▶

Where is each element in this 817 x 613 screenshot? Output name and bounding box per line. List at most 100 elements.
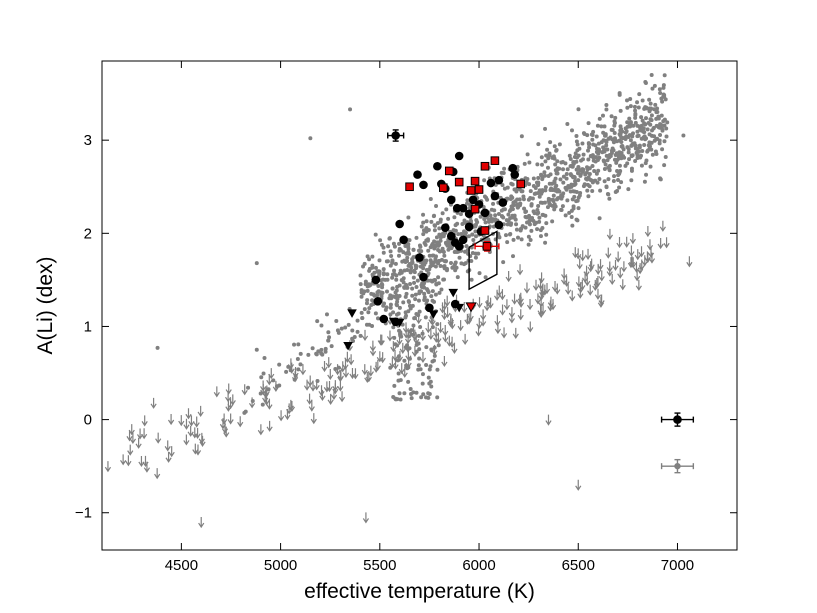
field-star-upper-limit — [419, 351, 427, 364]
field-star-point — [358, 333, 363, 338]
field-star-point — [438, 238, 443, 243]
field-star-point — [478, 214, 483, 219]
planet-host-point — [405, 182, 414, 192]
field-star-upper-limit — [361, 329, 369, 341]
field-star-point — [580, 157, 585, 162]
x-axis-label: effective temperature (K) — [304, 580, 535, 603]
field-star-point — [427, 381, 432, 386]
field-star-point — [527, 213, 532, 218]
field-star-point — [412, 280, 417, 285]
field-star-point — [376, 284, 381, 289]
field-star-upper-limit — [545, 414, 552, 426]
field-star-upper-limit — [342, 358, 349, 370]
field-star-upper-limit — [576, 258, 583, 270]
field-star-point — [641, 135, 646, 140]
field-star-point — [396, 253, 401, 258]
field-star-upper-limit — [598, 294, 605, 306]
field-star-point — [602, 179, 607, 184]
field-star-point — [564, 172, 569, 177]
sample-star-upper-limit — [343, 342, 353, 351]
field-star-point — [602, 159, 607, 164]
field-star-upper-limit — [227, 398, 234, 410]
field-star-upper-limit — [457, 320, 464, 332]
field-star-point — [271, 378, 276, 383]
field-star-point — [590, 188, 595, 193]
field-star-point — [543, 126, 548, 131]
field-star-point — [364, 322, 369, 327]
sample-star-point — [433, 161, 442, 171]
field-star-point — [445, 243, 450, 248]
field-star-upper-limit — [390, 341, 397, 353]
field-star-upper-limit — [318, 385, 325, 397]
field-star-point — [443, 240, 448, 245]
field-star-point — [555, 159, 560, 164]
field-star-point — [640, 98, 645, 103]
field-star-point — [455, 221, 460, 226]
field-star-point — [351, 338, 356, 343]
field-star-point — [662, 139, 667, 144]
field-star-point — [551, 193, 556, 198]
field-star-upper-limit — [641, 255, 648, 267]
planet-host-point — [480, 226, 490, 235]
field-star-point — [575, 142, 580, 147]
field-star-point — [416, 333, 421, 338]
field-star-upper-limit — [141, 415, 148, 427]
field-star-upper-limit — [104, 461, 112, 473]
field-star-point — [365, 288, 370, 293]
field-star-upper-limit — [334, 364, 341, 376]
field-star-point — [464, 244, 469, 249]
field-star-point — [645, 127, 650, 132]
field-star-point — [617, 91, 622, 96]
field-star-point — [449, 245, 454, 250]
field-star-point — [404, 291, 409, 296]
field-star-point — [662, 163, 667, 168]
field-star-point — [535, 227, 540, 232]
field-star-upper-limit — [326, 380, 333, 393]
field-star-point — [540, 212, 545, 217]
field-star-upper-limit — [583, 265, 590, 277]
field-star-point — [430, 325, 435, 330]
field-star-point — [319, 347, 324, 352]
field-star-point — [367, 268, 372, 273]
field-star-upper-limit — [127, 444, 134, 456]
field-star-point — [616, 177, 621, 182]
field-star-point — [561, 180, 566, 185]
field-star-upper-limit — [538, 306, 545, 318]
field-star-point — [334, 318, 339, 323]
field-star-point — [538, 228, 543, 233]
field-star-upper-limit — [266, 374, 273, 386]
field-star-point — [584, 170, 589, 175]
field-star-point — [540, 200, 545, 205]
field-star-upper-limit — [503, 299, 511, 311]
field-star-upper-limit — [272, 380, 280, 392]
field-star-point — [595, 123, 600, 128]
field-star-point — [446, 247, 451, 252]
field-star-point — [571, 175, 576, 180]
field-star-point — [410, 293, 415, 298]
field-star-point — [377, 258, 382, 263]
field-star-point — [433, 292, 438, 297]
field-star-upper-limit — [441, 355, 448, 368]
field-star-upper-limit — [352, 368, 359, 380]
field-star-point — [373, 265, 378, 270]
field-star-point — [595, 158, 600, 163]
field-star-point — [576, 165, 581, 170]
field-star-point — [375, 269, 380, 274]
field-star-point — [602, 124, 607, 129]
field-star-point — [505, 185, 510, 190]
field-star-point — [633, 158, 638, 163]
sample-star-point — [498, 198, 508, 207]
field-star-upper-limit — [594, 276, 602, 288]
field-star-point — [539, 162, 544, 167]
field-star-point — [612, 136, 617, 141]
field-star-point — [408, 386, 413, 391]
field-star-upper-limit — [587, 284, 594, 296]
field-star-point — [628, 133, 633, 138]
field-star-upper-limit — [505, 271, 512, 283]
field-star-point — [422, 262, 427, 267]
field-star-point — [550, 219, 555, 224]
field-star-point — [537, 215, 542, 220]
field-star-upper-limit — [609, 273, 616, 286]
field-star-point — [423, 315, 428, 320]
field-star-upper-limit — [135, 437, 142, 449]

◀

Return every line above that contains the string "planet", copied in full. Matching is case-sensitive.

planet-host-point — [405, 182, 414, 192]
planet-host-point — [480, 226, 490, 235]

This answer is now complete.